Required task —
Pick out every line that holds the string "sollen" and copy it.

Supplied material —

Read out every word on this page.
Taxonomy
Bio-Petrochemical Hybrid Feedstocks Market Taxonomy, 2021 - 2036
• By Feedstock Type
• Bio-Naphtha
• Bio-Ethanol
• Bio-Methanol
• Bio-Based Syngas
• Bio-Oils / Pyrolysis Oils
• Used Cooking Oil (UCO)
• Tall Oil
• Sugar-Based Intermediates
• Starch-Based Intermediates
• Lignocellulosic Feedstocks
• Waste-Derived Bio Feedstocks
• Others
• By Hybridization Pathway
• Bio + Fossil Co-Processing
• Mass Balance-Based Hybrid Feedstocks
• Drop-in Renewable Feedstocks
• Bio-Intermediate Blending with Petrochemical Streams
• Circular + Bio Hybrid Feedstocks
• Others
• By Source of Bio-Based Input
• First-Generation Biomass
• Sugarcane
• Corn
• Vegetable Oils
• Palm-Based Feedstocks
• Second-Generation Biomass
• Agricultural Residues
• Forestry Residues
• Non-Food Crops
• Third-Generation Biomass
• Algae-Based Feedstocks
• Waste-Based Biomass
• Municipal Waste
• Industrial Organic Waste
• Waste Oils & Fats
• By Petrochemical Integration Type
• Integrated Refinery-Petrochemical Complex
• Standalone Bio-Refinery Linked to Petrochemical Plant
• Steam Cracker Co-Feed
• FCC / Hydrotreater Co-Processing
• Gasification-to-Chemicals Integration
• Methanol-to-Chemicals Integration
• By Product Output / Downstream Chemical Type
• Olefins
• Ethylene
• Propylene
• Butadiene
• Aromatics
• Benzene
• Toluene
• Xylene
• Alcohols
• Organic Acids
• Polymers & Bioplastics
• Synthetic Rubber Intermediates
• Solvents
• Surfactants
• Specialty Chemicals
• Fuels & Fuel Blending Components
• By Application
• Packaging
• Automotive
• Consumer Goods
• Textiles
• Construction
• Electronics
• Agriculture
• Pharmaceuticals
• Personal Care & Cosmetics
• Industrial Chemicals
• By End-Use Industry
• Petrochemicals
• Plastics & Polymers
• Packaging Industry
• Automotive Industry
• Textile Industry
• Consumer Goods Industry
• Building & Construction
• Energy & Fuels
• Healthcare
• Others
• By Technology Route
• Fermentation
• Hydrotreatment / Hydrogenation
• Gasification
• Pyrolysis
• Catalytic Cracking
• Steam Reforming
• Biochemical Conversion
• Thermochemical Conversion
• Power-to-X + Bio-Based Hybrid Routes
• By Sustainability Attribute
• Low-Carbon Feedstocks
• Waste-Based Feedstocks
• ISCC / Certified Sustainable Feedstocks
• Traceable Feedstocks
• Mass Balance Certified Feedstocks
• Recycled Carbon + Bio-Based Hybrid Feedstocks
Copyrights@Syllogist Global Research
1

...

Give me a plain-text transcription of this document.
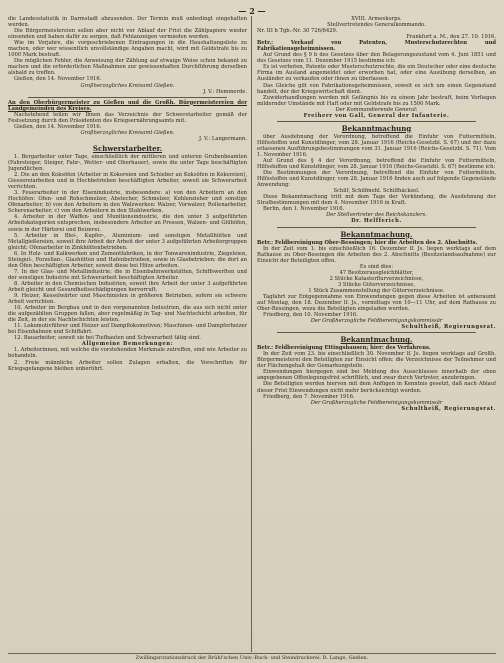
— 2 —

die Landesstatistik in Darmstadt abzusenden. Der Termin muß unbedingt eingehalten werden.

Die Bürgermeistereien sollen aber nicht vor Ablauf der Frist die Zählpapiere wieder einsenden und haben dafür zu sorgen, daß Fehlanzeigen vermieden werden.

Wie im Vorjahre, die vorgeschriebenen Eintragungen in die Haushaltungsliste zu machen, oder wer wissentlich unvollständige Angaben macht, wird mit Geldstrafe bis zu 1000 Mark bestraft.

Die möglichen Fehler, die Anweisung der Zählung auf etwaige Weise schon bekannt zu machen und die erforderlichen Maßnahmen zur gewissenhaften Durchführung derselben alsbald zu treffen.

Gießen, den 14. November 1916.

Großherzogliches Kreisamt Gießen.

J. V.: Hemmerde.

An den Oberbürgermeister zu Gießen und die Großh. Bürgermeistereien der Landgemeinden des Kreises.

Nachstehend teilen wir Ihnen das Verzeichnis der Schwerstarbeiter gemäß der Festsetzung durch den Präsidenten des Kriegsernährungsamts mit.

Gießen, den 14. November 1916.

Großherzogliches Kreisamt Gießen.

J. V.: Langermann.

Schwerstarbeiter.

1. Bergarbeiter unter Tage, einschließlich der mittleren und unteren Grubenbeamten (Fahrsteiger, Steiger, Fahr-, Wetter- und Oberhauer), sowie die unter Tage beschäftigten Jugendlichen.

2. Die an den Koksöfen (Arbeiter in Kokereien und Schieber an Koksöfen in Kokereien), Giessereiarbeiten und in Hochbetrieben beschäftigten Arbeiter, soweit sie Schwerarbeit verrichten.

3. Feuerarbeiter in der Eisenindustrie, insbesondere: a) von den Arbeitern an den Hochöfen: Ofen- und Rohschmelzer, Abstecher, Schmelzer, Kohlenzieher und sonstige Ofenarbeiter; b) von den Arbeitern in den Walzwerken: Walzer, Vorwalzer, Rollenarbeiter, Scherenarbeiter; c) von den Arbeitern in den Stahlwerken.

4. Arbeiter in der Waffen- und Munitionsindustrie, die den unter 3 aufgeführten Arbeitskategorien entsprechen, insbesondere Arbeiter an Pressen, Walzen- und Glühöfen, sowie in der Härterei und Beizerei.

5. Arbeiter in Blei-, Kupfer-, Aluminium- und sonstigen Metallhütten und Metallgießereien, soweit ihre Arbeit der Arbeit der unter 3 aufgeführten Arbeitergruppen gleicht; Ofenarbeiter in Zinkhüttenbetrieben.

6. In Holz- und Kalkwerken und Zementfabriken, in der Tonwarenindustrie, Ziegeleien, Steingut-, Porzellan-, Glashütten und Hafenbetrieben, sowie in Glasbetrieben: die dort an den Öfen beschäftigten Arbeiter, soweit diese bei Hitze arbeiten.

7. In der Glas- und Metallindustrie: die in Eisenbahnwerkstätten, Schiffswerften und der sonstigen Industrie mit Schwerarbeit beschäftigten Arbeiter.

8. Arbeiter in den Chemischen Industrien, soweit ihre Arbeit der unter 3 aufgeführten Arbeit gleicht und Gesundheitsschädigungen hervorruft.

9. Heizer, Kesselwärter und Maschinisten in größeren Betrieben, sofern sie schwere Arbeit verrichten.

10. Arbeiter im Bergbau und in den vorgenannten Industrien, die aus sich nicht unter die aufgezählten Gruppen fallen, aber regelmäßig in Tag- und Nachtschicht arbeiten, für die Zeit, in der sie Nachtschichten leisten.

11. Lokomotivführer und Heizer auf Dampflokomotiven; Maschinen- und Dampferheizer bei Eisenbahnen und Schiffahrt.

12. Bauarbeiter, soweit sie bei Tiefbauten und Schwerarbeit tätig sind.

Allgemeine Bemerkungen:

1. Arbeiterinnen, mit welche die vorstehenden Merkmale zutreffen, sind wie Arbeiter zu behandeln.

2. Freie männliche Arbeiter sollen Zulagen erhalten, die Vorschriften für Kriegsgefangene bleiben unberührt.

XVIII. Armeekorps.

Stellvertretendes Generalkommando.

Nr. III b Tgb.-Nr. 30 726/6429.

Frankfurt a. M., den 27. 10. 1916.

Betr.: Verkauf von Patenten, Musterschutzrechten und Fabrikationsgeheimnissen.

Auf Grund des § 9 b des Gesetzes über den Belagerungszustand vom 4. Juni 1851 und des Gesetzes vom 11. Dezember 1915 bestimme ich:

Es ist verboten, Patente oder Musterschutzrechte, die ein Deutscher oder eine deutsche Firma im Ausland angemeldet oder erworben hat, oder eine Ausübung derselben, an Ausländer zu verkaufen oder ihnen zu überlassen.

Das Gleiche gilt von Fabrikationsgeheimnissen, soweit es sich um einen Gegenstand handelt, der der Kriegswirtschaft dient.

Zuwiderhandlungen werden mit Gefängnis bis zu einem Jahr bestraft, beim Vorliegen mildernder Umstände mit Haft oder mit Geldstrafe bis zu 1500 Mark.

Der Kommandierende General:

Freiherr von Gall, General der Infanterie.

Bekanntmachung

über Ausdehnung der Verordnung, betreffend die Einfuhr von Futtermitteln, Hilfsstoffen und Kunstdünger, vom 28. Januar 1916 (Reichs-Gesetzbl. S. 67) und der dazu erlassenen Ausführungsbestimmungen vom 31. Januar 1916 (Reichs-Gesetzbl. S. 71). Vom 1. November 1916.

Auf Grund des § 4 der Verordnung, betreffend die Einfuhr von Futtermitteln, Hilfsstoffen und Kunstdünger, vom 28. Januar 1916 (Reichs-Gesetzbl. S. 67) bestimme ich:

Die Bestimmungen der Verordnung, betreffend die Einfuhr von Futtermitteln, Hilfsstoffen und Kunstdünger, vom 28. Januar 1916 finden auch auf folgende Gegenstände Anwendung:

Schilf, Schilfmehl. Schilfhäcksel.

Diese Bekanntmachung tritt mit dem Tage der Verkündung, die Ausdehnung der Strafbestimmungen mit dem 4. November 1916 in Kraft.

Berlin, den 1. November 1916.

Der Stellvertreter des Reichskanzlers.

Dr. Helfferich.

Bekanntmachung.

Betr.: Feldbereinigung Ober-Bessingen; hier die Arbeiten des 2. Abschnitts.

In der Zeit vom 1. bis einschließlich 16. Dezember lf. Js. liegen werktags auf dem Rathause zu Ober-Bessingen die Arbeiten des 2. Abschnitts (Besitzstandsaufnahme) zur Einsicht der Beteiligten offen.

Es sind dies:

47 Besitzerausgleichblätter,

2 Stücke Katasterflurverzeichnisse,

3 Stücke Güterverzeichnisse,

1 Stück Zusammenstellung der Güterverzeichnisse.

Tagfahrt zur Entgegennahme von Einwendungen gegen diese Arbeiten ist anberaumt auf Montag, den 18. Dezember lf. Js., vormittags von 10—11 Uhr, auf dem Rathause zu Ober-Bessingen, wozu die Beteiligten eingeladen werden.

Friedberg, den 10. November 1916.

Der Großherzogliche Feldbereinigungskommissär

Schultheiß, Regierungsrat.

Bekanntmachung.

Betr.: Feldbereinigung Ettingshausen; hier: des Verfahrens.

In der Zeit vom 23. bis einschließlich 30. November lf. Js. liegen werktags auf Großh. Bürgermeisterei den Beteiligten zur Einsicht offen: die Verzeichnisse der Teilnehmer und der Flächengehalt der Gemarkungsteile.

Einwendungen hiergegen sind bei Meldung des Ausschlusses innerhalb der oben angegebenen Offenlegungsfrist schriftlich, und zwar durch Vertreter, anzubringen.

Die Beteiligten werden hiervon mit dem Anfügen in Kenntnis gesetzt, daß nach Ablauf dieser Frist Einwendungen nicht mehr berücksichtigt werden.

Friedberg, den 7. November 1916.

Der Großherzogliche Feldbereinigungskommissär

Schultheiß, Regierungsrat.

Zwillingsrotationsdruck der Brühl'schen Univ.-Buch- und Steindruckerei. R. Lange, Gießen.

...

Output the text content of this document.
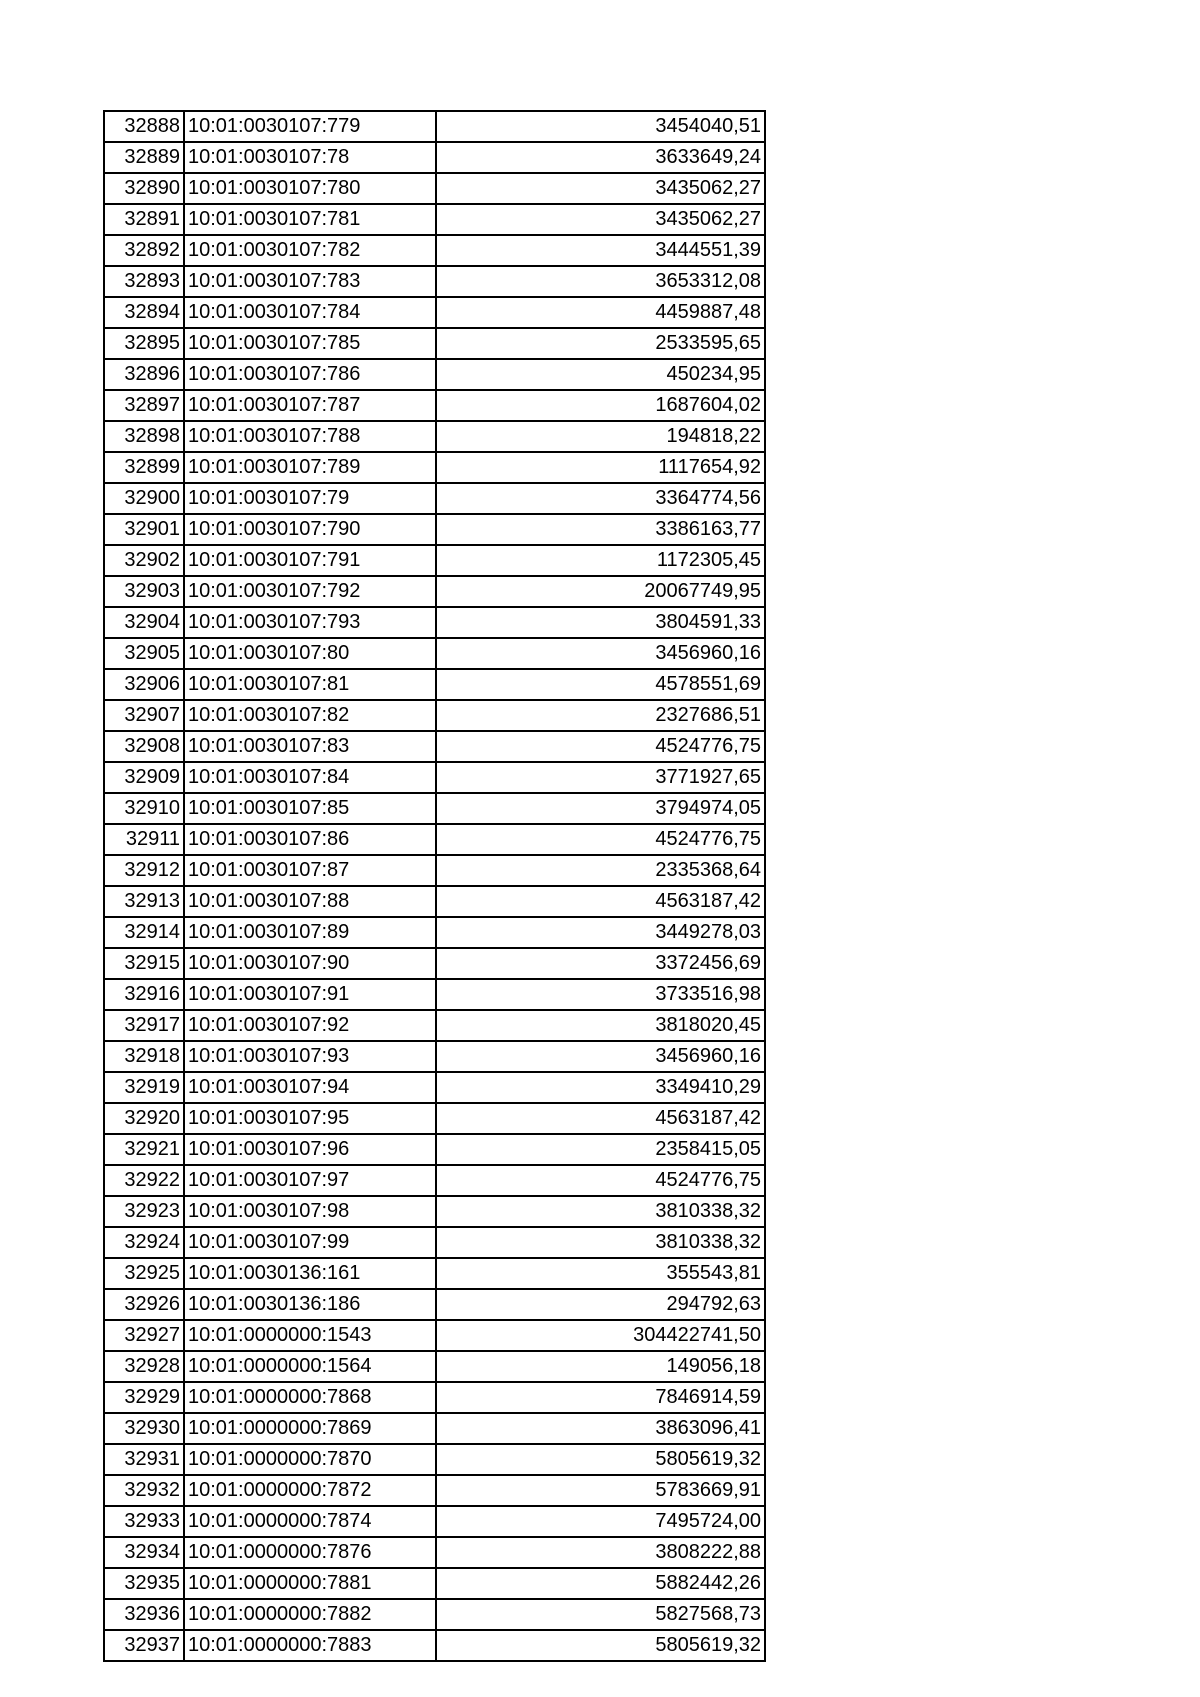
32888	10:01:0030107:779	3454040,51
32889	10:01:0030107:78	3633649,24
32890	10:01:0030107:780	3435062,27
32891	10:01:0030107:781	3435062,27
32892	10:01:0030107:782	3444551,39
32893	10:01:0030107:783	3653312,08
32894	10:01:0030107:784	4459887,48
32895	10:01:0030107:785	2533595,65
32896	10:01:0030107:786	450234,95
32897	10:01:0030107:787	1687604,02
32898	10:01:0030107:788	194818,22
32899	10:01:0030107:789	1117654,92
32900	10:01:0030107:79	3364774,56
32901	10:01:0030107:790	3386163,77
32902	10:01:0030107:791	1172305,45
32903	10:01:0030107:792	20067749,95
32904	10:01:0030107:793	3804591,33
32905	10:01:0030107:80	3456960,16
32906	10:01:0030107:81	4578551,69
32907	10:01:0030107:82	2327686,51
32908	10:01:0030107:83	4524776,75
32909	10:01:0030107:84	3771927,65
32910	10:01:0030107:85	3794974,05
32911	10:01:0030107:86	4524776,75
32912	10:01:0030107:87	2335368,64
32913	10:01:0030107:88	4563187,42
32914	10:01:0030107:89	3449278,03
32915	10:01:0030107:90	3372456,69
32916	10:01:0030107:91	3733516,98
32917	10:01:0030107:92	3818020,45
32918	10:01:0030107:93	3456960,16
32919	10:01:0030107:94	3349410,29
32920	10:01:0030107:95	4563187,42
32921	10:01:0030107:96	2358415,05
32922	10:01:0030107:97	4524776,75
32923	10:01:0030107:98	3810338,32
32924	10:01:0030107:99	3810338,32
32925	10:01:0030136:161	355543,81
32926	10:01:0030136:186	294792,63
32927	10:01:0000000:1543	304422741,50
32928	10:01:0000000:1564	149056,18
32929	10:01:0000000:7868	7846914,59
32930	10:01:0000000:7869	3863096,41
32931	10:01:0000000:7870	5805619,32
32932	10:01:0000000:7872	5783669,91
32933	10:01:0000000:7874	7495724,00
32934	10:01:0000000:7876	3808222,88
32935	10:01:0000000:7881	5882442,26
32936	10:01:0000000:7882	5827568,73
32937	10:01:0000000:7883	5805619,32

Solution for this exercise —
Die Bürgermeistereien sollen aber nicht vor Ablauf der Frist die Zählpapiere wieder einsenden und haben dafür zu sorgen, daß Fehlanzeigen vermieden werden.
2. Freie männliche Arbeiter sollen Zulagen erhalten, die Vorschriften für Kriegsgefangene bleiben unberührt.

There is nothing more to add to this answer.